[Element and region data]
- - - -

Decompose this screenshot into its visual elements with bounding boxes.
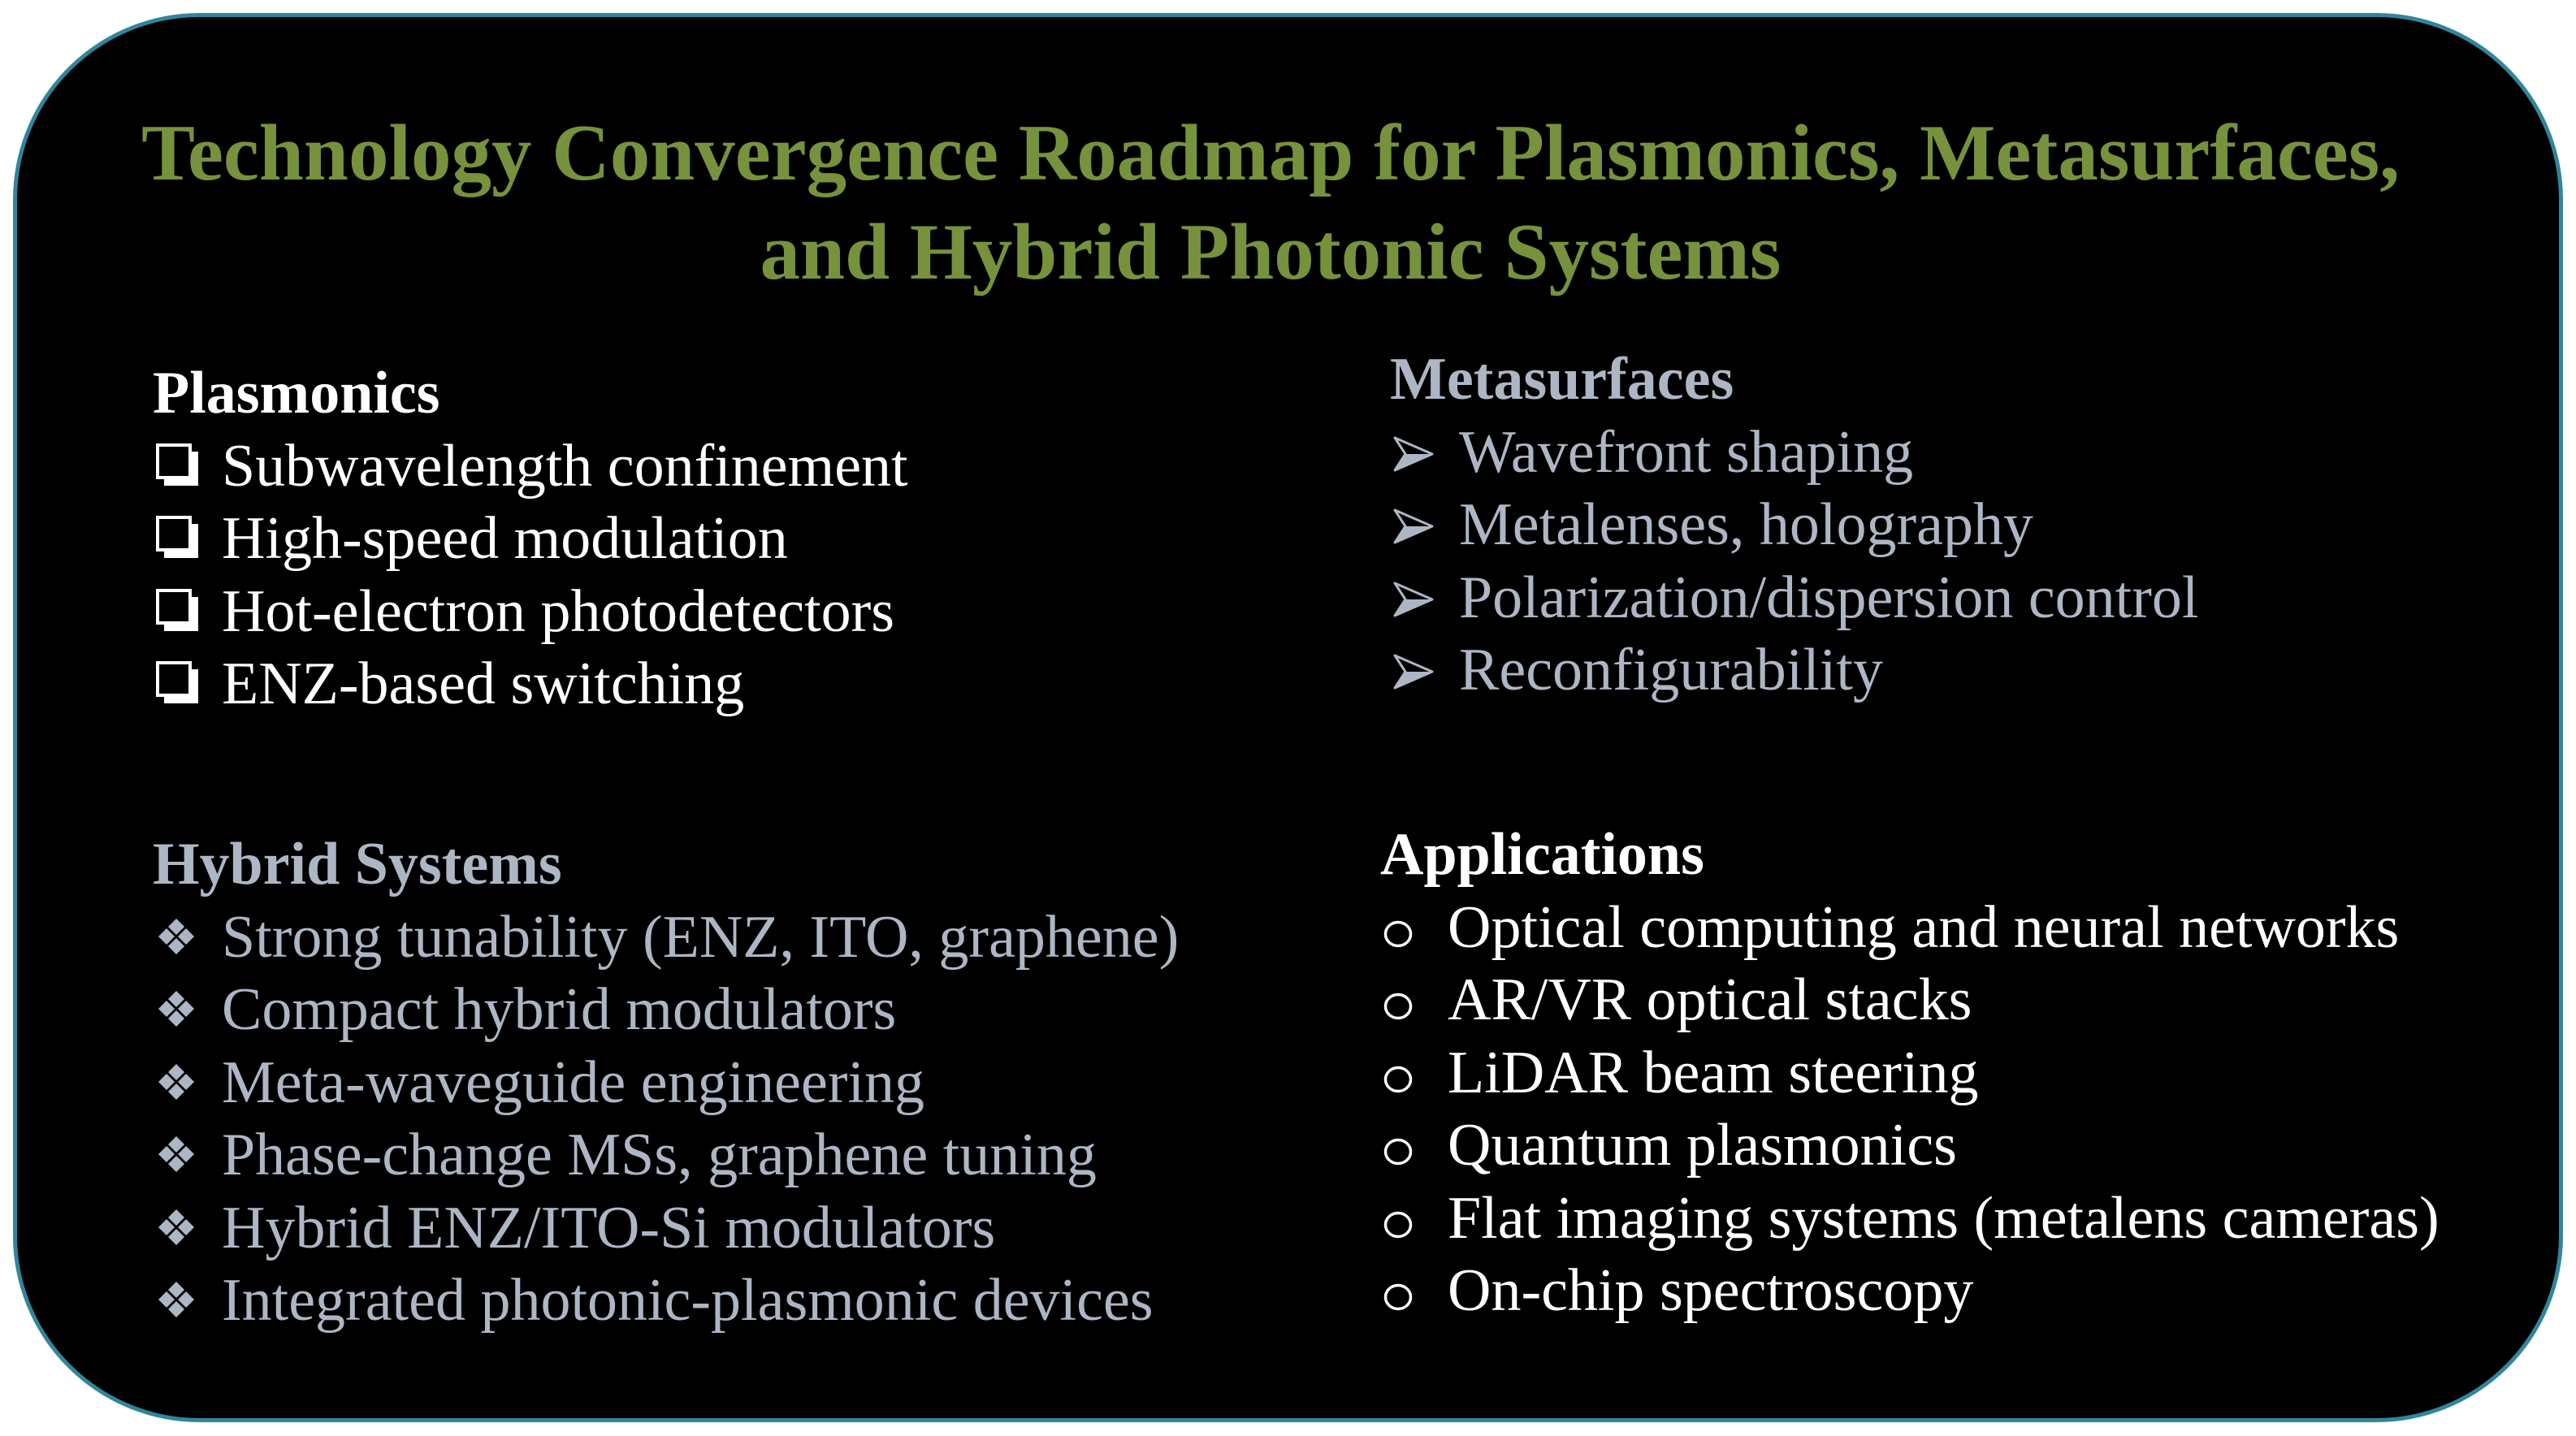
item-text: Metalenses, holography — [1459, 491, 2033, 558]
list-item — [1380, 892, 2440, 965]
section-heading-applications: Applications — [1380, 821, 1704, 888]
list-item — [153, 1192, 1179, 1265]
page-title: Technology Convergence Roadmap for Plasmonics, Metasurfaces, and Hybrid Photonic Systems — [141, 109, 2400, 296]
list-item — [1390, 417, 2198, 490]
item-text: AR/VR optical stacks — [1448, 967, 1972, 1033]
list-item — [1380, 1255, 2440, 1328]
item-text: Polarization/dispersion control — [1459, 564, 2199, 631]
applications-list — [1380, 892, 2440, 1328]
item-text: Compact hybrid modulators — [222, 976, 897, 1043]
item-text: Wavefront shaping — [1459, 418, 1914, 486]
four-diamonds-icon — [156, 988, 197, 1029]
list-item — [153, 1047, 1179, 1120]
four-diamonds-icon — [156, 1062, 197, 1102]
item-text: Integrated photonic-plasmonic devices — [222, 1267, 1154, 1334]
item-text: Hot-electron photodetectors — [222, 577, 895, 645]
hollow-circle-icon — [1383, 920, 1413, 948]
3d-arrowhead-icon — [1393, 508, 1434, 544]
shadowed-square-icon — [156, 661, 198, 703]
shadowed-square-icon — [156, 589, 198, 631]
section-plasmonics — [153, 357, 908, 721]
shadowed-square-icon — [156, 516, 198, 558]
item-text: ENZ-based switching — [222, 651, 745, 717]
item-text: Quantum plasmonics — [1448, 1112, 1957, 1179]
section-metasurfaces — [1390, 344, 2198, 707]
hybrid-systems-list — [153, 902, 1179, 1338]
list-item — [1380, 1037, 2440, 1110]
item-text: Optical computing and neural networks — [1448, 893, 2400, 961]
item-text: High-speed modulation — [222, 505, 788, 572]
section-heading-plasmonics: Plasmonics — [153, 360, 440, 426]
list-item — [1380, 1183, 2440, 1256]
four-diamonds-icon — [156, 1134, 197, 1174]
list-item — [153, 430, 908, 504]
section-applications — [1380, 819, 2440, 1328]
list-item — [153, 648, 908, 721]
hollow-circle-icon — [1383, 1283, 1413, 1311]
list-item — [153, 902, 1179, 975]
item-text: LiDAR beam steering — [1448, 1039, 1979, 1106]
shadowed-square-icon — [156, 443, 198, 486]
section-heading-hybrid-systems: Hybrid Systems — [153, 831, 562, 898]
four-diamonds-icon — [156, 1207, 197, 1248]
item-text: Reconfigurability — [1459, 637, 1883, 703]
item-text: Phase-change MSs, graphene tuning — [222, 1122, 1097, 1188]
item-text: Hybrid ENZ/ITO-Si modulators — [222, 1194, 996, 1261]
hollow-circle-icon — [1383, 1066, 1413, 1093]
metasurfaces-list — [1390, 417, 2198, 707]
four-diamonds-icon — [156, 1279, 197, 1320]
hollow-circle-icon — [1383, 1138, 1413, 1166]
item-text: Meta-waveguide engineering — [222, 1049, 925, 1116]
3d-arrowhead-icon — [1393, 582, 1434, 617]
list-item — [153, 503, 908, 576]
3d-arrowhead-icon — [1393, 654, 1434, 690]
item-text: Flat imaging systems (metalens cameras) — [1448, 1184, 2440, 1252]
section-hybrid-systems — [153, 828, 1179, 1338]
hollow-circle-icon — [1383, 1211, 1413, 1239]
hollow-circle-icon — [1383, 993, 1413, 1020]
list-item — [153, 1265, 1179, 1338]
list-item — [153, 576, 908, 649]
list-item — [153, 974, 1179, 1047]
list-item — [1390, 489, 2198, 562]
list-item — [1390, 562, 2198, 635]
roadmap-panel — [13, 13, 2563, 1422]
3d-arrowhead-icon — [1393, 436, 1434, 472]
four-diamonds-icon — [156, 916, 197, 957]
item-text: On-chip spectroscopy — [1448, 1257, 1974, 1324]
section-heading-metasurfaces: Metasurfaces — [1390, 346, 1734, 413]
list-item — [1380, 1109, 2440, 1183]
plasmonics-list — [153, 430, 908, 721]
item-text: Strong tunability (ENZ, ITO, graphene) — [222, 903, 1180, 971]
item-text: Subwavelength confinement — [222, 432, 908, 500]
list-item — [153, 1119, 1179, 1192]
list-item — [1390, 634, 2198, 707]
list-item — [1380, 964, 2440, 1037]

- - - -

(Task prompt): Copy every row above word for word, without the pictures.

(Solved problem):
Decompose this screenshot into its visual elements with bounding boxes.
item-text: Metalenses, holography — [1459, 491, 2033, 558]
list-item — [1380, 892, 2440, 965]
section-heading-applications: Applications — [1380, 821, 1704, 888]
list-item — [153, 1192, 1179, 1265]
page-title: Technology Convergence Roadmap for Plasmonics, Metasurfaces, and Hybrid Photonic Systems — [141, 109, 2400, 296]
list-item — [1390, 417, 2198, 490]
item-text: AR/VR optical stacks — [1448, 967, 1972, 1033]
list-item — [1380, 1255, 2440, 1328]
item-text: Polarization/dispersion control — [1459, 564, 2199, 631]
applications-list — [1380, 892, 2440, 1328]
item-text: Compact hybrid modulators — [222, 976, 897, 1043]
item-text: Wavefront shaping — [1459, 418, 1914, 486]
four-diamonds-icon — [156, 988, 197, 1029]
list-item — [153, 1047, 1179, 1120]
four-diamonds-icon — [156, 1062, 197, 1102]
item-text: Integrated photonic-plasmonic devices — [222, 1267, 1154, 1334]
item-text: Hot-electron photodetectors — [222, 577, 895, 645]
hollow-circle-icon — [1383, 920, 1413, 948]
3d-arrowhead-icon — [1393, 508, 1434, 544]
shadowed-square-icon — [156, 661, 198, 703]
shadowed-square-icon — [156, 589, 198, 631]
section-plasmonics — [153, 357, 908, 721]
shadowed-square-icon — [156, 516, 198, 558]
item-text: ENZ-based switching — [222, 651, 745, 717]
item-text: Quantum plasmonics — [1448, 1112, 1957, 1179]
section-metasurfaces — [1390, 344, 2198, 707]
hybrid-systems-list — [153, 902, 1179, 1338]
list-item — [1380, 1037, 2440, 1110]
item-text: Optical computing and neural networks — [1448, 893, 2400, 961]
item-text: High-speed modulation — [222, 505, 788, 572]
section-heading-plasmonics: Plasmonics — [153, 360, 440, 426]
list-item — [1380, 1183, 2440, 1256]
four-diamonds-icon — [156, 1134, 197, 1174]
list-item — [153, 430, 908, 504]
section-applications — [1380, 819, 2440, 1328]
list-item — [153, 648, 908, 721]
hollow-circle-icon — [1383, 1283, 1413, 1311]
list-item — [153, 902, 1179, 975]
item-text: LiDAR beam steering — [1448, 1039, 1979, 1106]
shadowed-square-icon — [156, 443, 198, 486]
section-heading-hybrid-systems: Hybrid Systems — [153, 831, 562, 898]
four-diamonds-icon — [156, 1207, 197, 1248]
item-text: Reconfigurability — [1459, 637, 1883, 703]
item-text: Phase-change MSs, graphene tuning — [222, 1122, 1097, 1188]
item-text: Hybrid ENZ/ITO-Si modulators — [222, 1194, 996, 1261]
hollow-circle-icon — [1383, 1066, 1413, 1093]
metasurfaces-list — [1390, 417, 2198, 707]
four-diamonds-icon — [156, 1279, 197, 1320]
hollow-circle-icon — [1383, 1138, 1413, 1166]
item-text: Meta-waveguide engineering — [222, 1049, 925, 1116]
3d-arrowhead-icon — [1393, 582, 1434, 617]
list-item — [153, 503, 908, 576]
3d-arrowhead-icon — [1393, 654, 1434, 690]
item-text: Flat imaging systems (metalens cameras) — [1448, 1184, 2440, 1252]
section-hybrid-systems — [153, 828, 1179, 1338]
hollow-circle-icon — [1383, 1211, 1413, 1239]
hollow-circle-icon — [1383, 993, 1413, 1020]
list-item — [153, 1265, 1179, 1338]
list-item — [153, 576, 908, 649]
list-item — [153, 974, 1179, 1047]
list-item — [1390, 489, 2198, 562]
list-item — [1390, 562, 2198, 635]
roadmap-panel — [13, 13, 2563, 1422]
3d-arrowhead-icon — [1393, 436, 1434, 472]
four-diamonds-icon — [156, 916, 197, 957]
item-text: On-chip spectroscopy — [1448, 1257, 1974, 1324]
section-heading-metasurfaces: Metasurfaces — [1390, 346, 1734, 413]
list-item — [1380, 1109, 2440, 1183]
plasmonics-list — [153, 430, 908, 721]
item-text: Strong tunability (ENZ, ITO, graphene) — [222, 903, 1180, 971]
item-text: Subwavelength confinement — [222, 432, 908, 500]
list-item — [153, 1119, 1179, 1192]
list-item — [1390, 634, 2198, 707]
list-item — [1380, 964, 2440, 1037]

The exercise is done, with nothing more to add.